[START RECORD LIST]

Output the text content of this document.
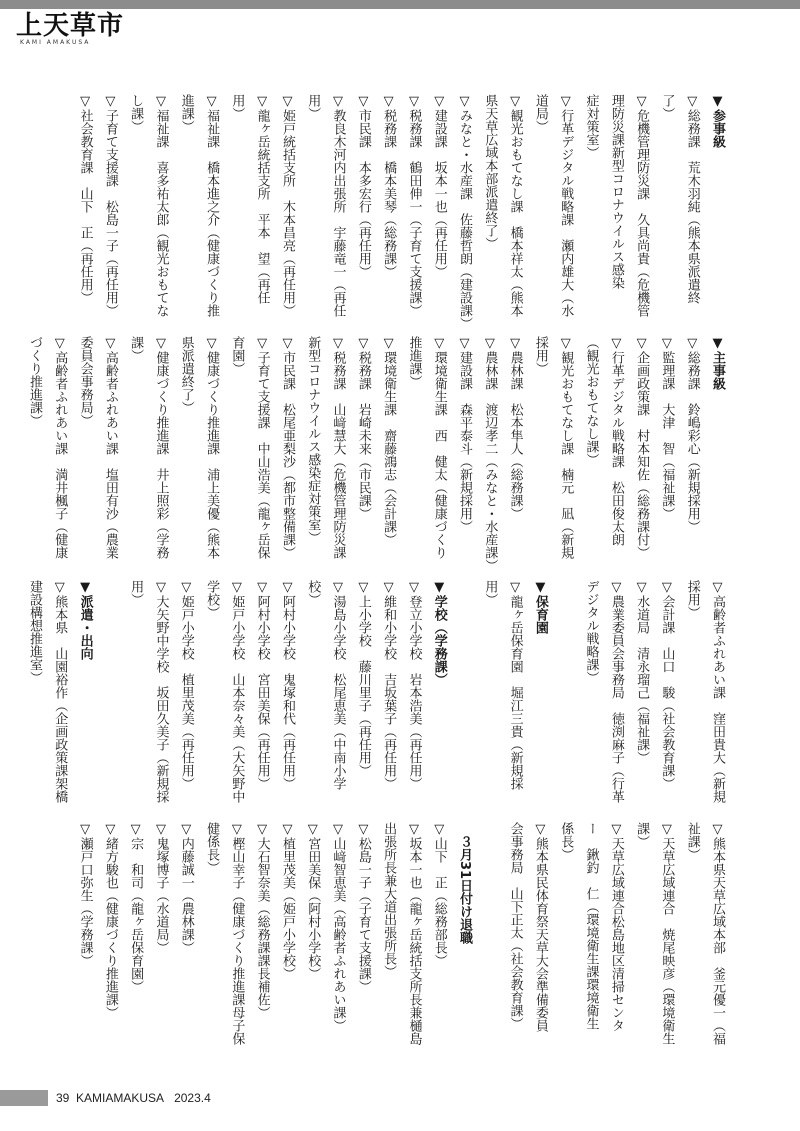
上天草市
KAMI AMAKUSA
▼参事級
▽総務課　荒木羽純（熊本県派遣終
了）
▽危機管理防災課　久具尚貴（危機管
理防災課新型コロナウイルス感染
症対策室）
▽行革デジタル戦略課　瀬内雄大（水
道局）
▽観光おもてなし課　橋本祥太（熊本
県天草広域本部派遣終了）
▽みなと・水産課　佐藤哲朗（建設課）
▽建設課　坂本一也（再任用）
▽税務課　鶴田伸一（子育て支援課）
▽税務課　橋本美琴（総務課）
▽市民課　本多宏行（再任用）
▽教良木河内出張所　宇藤竜一（再任
用）
▽姫戸統括支所　木本昌亮（再任用）
▽龍ヶ岳統括支所　平本　望（再任
用）
▽福祉課　橋本進之介（健康づくり推
進課）
▽福祉課　喜多祐太郎（観光おもてな
し課）
▽子育て支援課　松島一子（再任用）
▽社会教育課　山下　正（再任用）
▼主事級
▽総務課　鈴嶋彩心（新規採用）
▽監理課　大津　智（福祉課）
▽企画政策課　村本知佐（総務課付）
▽行革デジタル戦略課　松田俊太朗
（観光おもてなし課）
▽観光おもてなし課　楠元　凪（新規
採用）
▽農林課　松本隼人（総務課）
▽農林課　渡辺孝二（みなと・水産課）
▽建設課　森平泰斗（新規採用）
▽環境衛生課　西　健太（健康づくり
推進課）
▽環境衛生課　齋藤鴻志（会計課）
▽税務課　岩崎未来（市民課）
▽税務課　山﨑慧大（危機管理防災課
新型コロナウイルス感染症対策室）
▽市民課　松尾亜梨沙（都市整備課）
▽子育て支援課　中山浩美（龍ヶ岳保
育園）
▽健康づくり推進課　浦上美優（熊本
県派遣終了）
▽健康づくり推進課　井上照彩（学務
課）
▽高齢者ふれあい課　塩田有沙（農業
委員会事務局）
▽高齢者ふれあい課　満井楓子（健康
づくり推進課）
▽高齢者ふれあい課　窪田貴大（新規
採用）
▽会計課　山口　駿（社会教育課）
▽水道局　清永瑠己（福祉課）
▽農業委員会事務局　徳渕麻子（行革
デジタル戦略課）

▼保育園
▽龍ヶ岳保育園　堀江三貴（新規採
用）

▼学校（学務課）
▽登立小学校　岩本浩美（再任用）
▽維和小学校　吉坂葉子（再任用）
▽上小学校　藤川里子（再任用）
▽湯島小学校　松尾恵美（中南小学
校）
▽阿村小学校　鬼塚和代（再任用）
▽阿村小学校　宮田美保（再任用）
▽姫戸小学校　山本奈々美（大矢野中
学校）
▽姫戸小学校　植里茂美（再任用）
▽大矢野中学校　坂田久美子（新規採
用）

▼派遣・出向
▽熊本県　山園裕作（企画政策課架橋
建設構想推進室）
▽熊本県天草広域本部　釜元優一（福
祉課）
▽天草広域連合　焼尾映彦（環境衛生
課）
▽天草広域連合松島地区清掃センタ
ー　鍬釣　仁（環境衛生課環境衛生
係長）
▽熊本県民体育祭天草大会準備委員
会事務局　山下正太（社会教育課）

　３月31日付け退職
▽山下　正（総務部長）
▽坂本一也（龍ヶ岳統括支所長兼樋島
出張所長兼大道出張所長）
▽松島一子（子育て支援課）
▽山﨑智恵美（高齢者ふれあい課）
▽宮田美保（阿村小学校）
▽植里茂美（姫戸小学校）
▽大石智奈美（総務課課長補佐）
▽樫山幸子（健康づくり推進課母子保
健係長）
▽内藤誠一（農林課）
▽鬼塚博子（水道局）
▽宗　和司（龍ヶ岳保育園）
▽緒方駿也（健康づくり推進課）
▽瀬戸口弥生（学務課）
39 KAMIAMAKUSA 2023.4
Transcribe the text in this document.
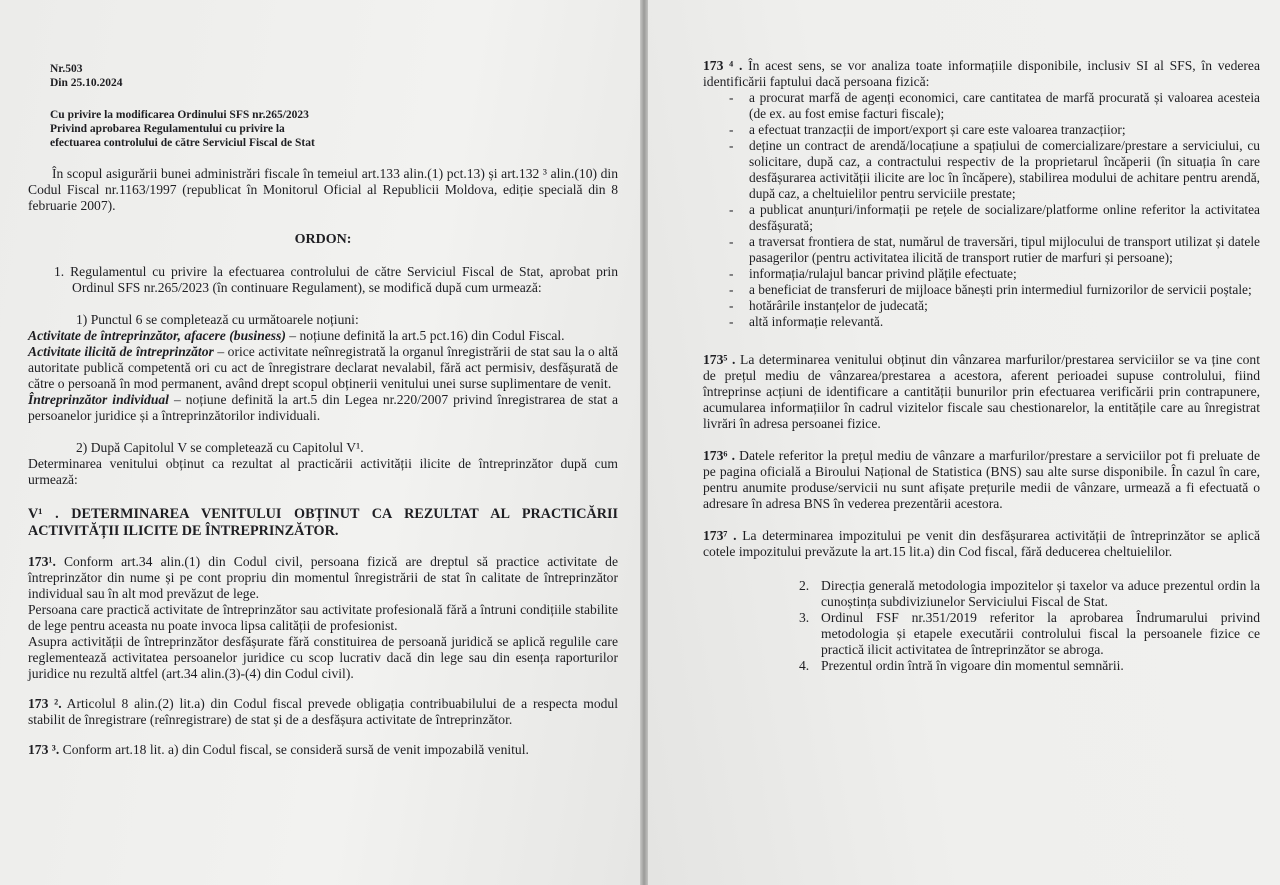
Nr.503

Din 25.10.2024

Cu privire la modificarea Ordinului SFS nr.265/2023

Privind aprobarea Regulamentului cu privire la

efectuarea controlului de către Serviciul Fiscal de Stat

În scopul asigurării bunei administrări fiscale în temeiul art.133 alin.(1) pct.13) și art.132 ³ alin.(10) din Codul Fiscal nr.1163/1997 (republicat în Monitorul Oficial al Republicii Moldova, ediție specială din 8 februarie 2007).

ORDON:

1. Regulamentul cu privire la efectuarea controlului de către Serviciul Fiscal de Stat, aprobat prin Ordinul SFS nr.265/2023 (în continuare Regulament), se modifică după cum urmează:

1) Punctul 6 se completează cu următoarele noțiuni:

Activitate de întreprinzător, afacere (business) – noțiune definită la art.5 pct.16) din Codul Fiscal.

Activitate ilicită de întreprinzător – orice activitate neînregistrată la organul înregistrării de stat sau la o altă autoritate publică competentă ori cu act de înregistrare declarat nevalabil, fără act permisiv, desfășurată de către o persoană în mod permanent, având drept scopul obținerii venitului unei surse suplimentare de venit.

Întreprinzător individual – noțiune definită la art.5 din Legea nr.220/2007 privind înregistrarea de stat a persoanelor juridice și a întreprinzătorilor individuali.

2) După Capitolul V se completează cu Capitolul V¹.

Determinarea venitului obținut ca rezultat al practicării activității ilicite de întreprinzător după cum urmează:

V¹ . DETERMINAREA VENITULUI OBȚINUT CA REZULTAT AL PRACTICĂRII ACTIVITĂȚII ILICITE DE ÎNTREPRINZĂTOR.

173¹. Conform art.34 alin.(1) din Codul civil, persoana fizică are dreptul să practice activitate de întreprinzător din nume și pe cont propriu din momentul înregistrării de stat în calitate de întreprinzător individual sau în alt mod prevăzut de lege.

Persoana care practică activitate de întreprinzător sau activitate profesională fără a întruni condițiile stabilite de lege pentru aceasta nu poate invoca lipsa calității de profesionist.

Asupra activității de întreprinzător desfășurate fără constituirea de persoană juridică se aplică regulile care reglementează activitatea persoanelor juridice cu scop lucrativ dacă din lege sau din esența raporturilor juridice nu rezultă altfel (art.34 alin.(3)-(4) din Codul civil).

173 ². Articolul 8 alin.(2) lit.a) din Codul fiscal prevede obligația contribuabilului de a respecta modul stabilit de înregistrare (reînregistrare) de stat și de a desfășura activitate de întreprinzător.

173 ³. Conform art.18 lit. a) din Codul fiscal, se consideră sursă de venit impozabilă venitul.

173 ⁴ . În acest sens, se vor analiza toate informațiile disponibile, inclusiv SI al SFS, în vederea identificării faptului dacă persoana fizică:

- a procurat marfă de agenți economici, care cantitatea de marfă procurată și valoarea acesteia (de ex. au fost emise facturi fiscale);
- a efectuat tranzacții de import/export și care este valoarea tranzacțiior;
- deține un contract de arendă/locațiune a spațiului de comercializare/prestare a serviciului, cu solicitare, după caz, a contractului respectiv de la proprietarul încăperii (în situația în care desfășurarea activității ilicite are loc în încăpere), stabilirea modului de achitare pentru arendă, după caz, a cheltuielilor pentru serviciile prestate;
- a publicat anunțuri/informații pe rețele de socializare/platforme online referitor la activitatea desfășurată;
- a traversat frontiera de stat, numărul de traversări, tipul mijlocului de transport utilizat și datele pasagerilor (pentru activitatea ilicită de transport rutier de marfuri și persoane);
- informația/rulajul bancar privind plățile efectuate;
- a beneficiat de transferuri de mijloace bănești prin intermediul furnizorilor de servicii poștale;
- hotărârile instanțelor de judecată;
- altă informație relevantă.

173⁵ . La determinarea venitului obținut din vânzarea marfurilor/prestarea serviciilor se va ține cont de prețul mediu de vânzarea/prestarea a acestora, aferent perioadei supuse controlului, fiind întreprinse acțiuni de identificare a cantității bunurilor prin efectuarea verificării prin contrapunere, acumularea informațiilor în cadrul vizitelor fiscale sau chestionarelor, la entitățile care au înregistrat livrări în adresa persoanei fizice.

173⁶ . Datele referitor la prețul mediu de vânzare a marfurilor/prestare a serviciilor pot fi preluate de pe pagina oficială a Biroului Național de Statistica (BNS) sau alte surse disponibile. În cazul în care, pentru anumite produse/servicii nu sunt afișate prețurile medii de vânzare, urmează a fi efectuată o adresare în adresa BNS în vederea prezentării acestora.

173⁷ . La determinarea impozitului pe venit din desfășurarea activității de întreprinzător se aplică cotele impozitului prevăzute la art.15 lit.a) din Cod fiscal, fără deducerea cheltuielilor.

2. Direcția generală metodologia impozitelor și taxelor va aduce prezentul ordin la cunoștința subdiviziunelor Serviciului Fiscal de Stat.
3. Ordinul FSF nr.351/2019 referitor la aprobarea Îndrumarului privind metodologia și etapele executării controlului fiscal la persoanele fizice ce practică ilicit activitatea de întreprinzător se abroga.
4. Prezentul ordin întră în vigoare din momentul semnării.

[END RECORD LIST]

WHAT IS REQUIRED:
Looking at the data above, show all lines where the word "document" occurs.

RESPONSE TO THE TASK:
Output the text content of this document.
Transcribe the text in this document.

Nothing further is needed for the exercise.